**Short exercise**
Report each line of the data that has "water" somewhere in it.

Data excerpts
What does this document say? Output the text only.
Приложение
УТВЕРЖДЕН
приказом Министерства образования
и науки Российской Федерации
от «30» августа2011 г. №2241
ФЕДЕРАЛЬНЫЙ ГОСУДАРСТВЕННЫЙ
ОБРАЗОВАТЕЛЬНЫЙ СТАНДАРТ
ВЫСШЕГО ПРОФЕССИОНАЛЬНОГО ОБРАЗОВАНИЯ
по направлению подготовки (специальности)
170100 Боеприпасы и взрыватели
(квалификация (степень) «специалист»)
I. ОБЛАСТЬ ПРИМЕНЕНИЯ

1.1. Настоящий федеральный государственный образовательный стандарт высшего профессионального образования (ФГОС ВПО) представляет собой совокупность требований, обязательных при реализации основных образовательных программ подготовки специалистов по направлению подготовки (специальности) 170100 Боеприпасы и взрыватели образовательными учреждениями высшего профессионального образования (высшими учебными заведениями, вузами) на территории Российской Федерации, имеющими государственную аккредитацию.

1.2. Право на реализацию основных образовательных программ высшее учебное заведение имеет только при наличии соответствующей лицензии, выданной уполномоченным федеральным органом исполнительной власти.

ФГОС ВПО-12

* * *

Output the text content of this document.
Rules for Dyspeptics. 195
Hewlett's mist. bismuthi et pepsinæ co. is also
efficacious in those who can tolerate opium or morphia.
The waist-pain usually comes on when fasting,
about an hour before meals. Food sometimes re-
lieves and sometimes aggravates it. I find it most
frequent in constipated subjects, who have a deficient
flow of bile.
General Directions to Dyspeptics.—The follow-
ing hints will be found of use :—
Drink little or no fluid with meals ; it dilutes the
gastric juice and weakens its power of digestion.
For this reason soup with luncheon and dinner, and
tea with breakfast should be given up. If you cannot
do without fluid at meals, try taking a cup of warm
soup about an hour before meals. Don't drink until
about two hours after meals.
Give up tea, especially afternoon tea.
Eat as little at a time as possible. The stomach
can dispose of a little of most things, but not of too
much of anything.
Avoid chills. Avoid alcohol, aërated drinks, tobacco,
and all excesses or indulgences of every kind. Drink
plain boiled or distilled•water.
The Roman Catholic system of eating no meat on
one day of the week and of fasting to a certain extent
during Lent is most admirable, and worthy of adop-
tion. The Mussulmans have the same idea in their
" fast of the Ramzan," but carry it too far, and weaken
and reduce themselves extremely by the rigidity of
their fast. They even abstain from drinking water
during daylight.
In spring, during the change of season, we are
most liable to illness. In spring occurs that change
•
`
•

**Written solution**
plain boiled or distilled•water.
their fast. They even abstain from drinking water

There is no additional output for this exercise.